YOUR OBJECTIVE:
Copy each line of the records that holds the string "title".

Figure dataset records
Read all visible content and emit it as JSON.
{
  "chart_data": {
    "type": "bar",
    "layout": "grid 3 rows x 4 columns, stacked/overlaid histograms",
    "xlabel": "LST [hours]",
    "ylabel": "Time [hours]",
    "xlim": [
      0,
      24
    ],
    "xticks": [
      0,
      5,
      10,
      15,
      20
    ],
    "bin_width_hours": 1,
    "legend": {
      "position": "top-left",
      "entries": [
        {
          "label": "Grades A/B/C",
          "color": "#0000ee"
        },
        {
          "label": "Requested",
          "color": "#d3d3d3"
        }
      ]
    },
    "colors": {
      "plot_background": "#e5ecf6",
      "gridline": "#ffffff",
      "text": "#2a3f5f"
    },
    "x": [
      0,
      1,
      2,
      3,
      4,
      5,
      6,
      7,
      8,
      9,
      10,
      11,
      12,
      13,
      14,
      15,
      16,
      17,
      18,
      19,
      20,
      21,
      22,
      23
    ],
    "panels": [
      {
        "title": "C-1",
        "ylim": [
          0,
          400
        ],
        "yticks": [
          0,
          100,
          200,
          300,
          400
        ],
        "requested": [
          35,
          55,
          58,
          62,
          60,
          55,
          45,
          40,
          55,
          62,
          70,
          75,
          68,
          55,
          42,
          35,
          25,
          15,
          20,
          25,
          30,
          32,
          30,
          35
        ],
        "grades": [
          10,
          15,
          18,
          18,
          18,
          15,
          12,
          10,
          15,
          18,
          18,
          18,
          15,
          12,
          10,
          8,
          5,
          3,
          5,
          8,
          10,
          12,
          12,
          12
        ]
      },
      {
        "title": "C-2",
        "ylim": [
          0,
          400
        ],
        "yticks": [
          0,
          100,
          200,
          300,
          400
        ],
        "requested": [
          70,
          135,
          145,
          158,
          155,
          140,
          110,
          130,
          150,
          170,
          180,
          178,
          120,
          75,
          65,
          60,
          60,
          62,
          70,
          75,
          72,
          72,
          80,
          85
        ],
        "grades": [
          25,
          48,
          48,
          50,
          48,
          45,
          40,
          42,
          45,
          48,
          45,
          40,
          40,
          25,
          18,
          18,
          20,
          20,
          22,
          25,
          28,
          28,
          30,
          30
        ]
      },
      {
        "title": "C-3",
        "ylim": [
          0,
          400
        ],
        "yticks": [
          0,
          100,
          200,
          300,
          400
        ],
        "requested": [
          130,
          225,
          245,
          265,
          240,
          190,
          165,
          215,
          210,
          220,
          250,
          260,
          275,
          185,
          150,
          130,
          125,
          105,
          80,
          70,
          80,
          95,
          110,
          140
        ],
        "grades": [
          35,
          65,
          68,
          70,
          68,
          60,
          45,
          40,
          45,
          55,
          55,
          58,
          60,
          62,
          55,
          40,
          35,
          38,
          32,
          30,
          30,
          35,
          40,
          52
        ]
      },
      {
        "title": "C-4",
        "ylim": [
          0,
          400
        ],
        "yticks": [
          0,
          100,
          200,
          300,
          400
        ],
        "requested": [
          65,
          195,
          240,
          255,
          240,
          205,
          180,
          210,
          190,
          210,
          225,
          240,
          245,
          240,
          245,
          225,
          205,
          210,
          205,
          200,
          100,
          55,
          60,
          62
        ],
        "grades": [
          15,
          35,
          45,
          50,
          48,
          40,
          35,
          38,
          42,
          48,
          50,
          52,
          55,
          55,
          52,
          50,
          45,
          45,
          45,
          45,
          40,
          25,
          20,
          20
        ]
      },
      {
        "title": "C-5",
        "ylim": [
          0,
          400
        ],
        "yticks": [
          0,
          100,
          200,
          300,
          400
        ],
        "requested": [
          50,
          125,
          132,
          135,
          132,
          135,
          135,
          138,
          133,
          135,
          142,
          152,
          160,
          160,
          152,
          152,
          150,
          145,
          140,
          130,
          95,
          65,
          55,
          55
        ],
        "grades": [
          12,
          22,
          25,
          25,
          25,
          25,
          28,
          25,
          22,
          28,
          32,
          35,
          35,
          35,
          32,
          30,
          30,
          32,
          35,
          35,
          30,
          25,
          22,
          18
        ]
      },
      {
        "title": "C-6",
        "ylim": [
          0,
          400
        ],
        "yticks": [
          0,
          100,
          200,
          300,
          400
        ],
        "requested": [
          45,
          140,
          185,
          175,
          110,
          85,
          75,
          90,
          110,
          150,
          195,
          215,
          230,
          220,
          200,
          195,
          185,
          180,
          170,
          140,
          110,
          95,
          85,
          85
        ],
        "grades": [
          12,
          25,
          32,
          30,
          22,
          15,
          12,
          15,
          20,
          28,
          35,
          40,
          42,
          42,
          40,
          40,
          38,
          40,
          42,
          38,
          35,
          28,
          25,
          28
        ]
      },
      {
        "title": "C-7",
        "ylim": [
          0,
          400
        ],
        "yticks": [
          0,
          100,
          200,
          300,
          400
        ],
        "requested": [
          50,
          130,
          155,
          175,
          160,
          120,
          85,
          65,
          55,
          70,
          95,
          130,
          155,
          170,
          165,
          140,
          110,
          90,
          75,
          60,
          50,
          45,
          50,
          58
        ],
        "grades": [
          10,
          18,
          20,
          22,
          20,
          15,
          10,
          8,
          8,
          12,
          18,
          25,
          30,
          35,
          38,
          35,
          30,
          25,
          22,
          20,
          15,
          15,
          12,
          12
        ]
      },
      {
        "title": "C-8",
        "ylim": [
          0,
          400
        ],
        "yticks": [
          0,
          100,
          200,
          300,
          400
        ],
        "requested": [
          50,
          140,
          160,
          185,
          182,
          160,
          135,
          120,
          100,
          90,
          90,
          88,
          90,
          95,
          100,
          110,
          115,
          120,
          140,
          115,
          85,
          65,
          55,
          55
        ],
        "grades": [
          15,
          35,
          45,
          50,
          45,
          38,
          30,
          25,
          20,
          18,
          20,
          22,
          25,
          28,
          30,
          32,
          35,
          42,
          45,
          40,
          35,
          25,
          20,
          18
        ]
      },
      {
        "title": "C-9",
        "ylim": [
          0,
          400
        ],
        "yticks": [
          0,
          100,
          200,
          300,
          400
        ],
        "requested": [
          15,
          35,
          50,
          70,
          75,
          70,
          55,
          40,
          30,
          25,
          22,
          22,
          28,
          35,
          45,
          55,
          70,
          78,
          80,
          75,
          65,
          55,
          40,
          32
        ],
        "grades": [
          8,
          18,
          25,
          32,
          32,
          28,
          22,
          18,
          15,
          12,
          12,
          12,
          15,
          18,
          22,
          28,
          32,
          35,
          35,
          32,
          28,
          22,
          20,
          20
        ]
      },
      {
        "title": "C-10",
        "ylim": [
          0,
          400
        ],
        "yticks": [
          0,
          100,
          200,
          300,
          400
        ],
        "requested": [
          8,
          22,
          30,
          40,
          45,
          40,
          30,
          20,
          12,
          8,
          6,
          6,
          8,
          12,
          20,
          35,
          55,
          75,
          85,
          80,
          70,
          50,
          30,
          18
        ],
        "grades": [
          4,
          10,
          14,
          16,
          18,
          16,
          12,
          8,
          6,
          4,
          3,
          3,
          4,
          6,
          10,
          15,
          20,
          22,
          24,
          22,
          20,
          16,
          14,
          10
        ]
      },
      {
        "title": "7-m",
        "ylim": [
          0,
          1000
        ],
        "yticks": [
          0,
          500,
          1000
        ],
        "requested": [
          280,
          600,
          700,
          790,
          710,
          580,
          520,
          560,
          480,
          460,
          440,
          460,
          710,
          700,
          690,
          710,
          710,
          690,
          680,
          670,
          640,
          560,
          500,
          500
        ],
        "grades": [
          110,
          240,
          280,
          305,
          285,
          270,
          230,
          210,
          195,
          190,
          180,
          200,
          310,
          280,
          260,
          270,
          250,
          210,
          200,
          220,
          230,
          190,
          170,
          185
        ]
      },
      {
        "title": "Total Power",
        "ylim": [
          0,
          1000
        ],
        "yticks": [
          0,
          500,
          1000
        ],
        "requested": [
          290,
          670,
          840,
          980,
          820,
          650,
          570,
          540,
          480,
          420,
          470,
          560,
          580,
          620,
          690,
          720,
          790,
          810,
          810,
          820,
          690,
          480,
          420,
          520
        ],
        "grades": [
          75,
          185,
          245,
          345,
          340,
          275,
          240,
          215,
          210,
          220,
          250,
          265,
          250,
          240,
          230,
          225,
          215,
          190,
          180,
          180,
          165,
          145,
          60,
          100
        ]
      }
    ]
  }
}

RESULT OF THIS TASK:
        "title": "C-1",
        "title": "C-2",
        "title": "C-3",
        "title": "C-4",
        "title": "C-5",
        "title": "C-6",
        "title": "C-7",
        "title": "C-8",
        "title": "C-9",
        "title": "C-10",
        "title": "7-m",
        "title": "Total Power",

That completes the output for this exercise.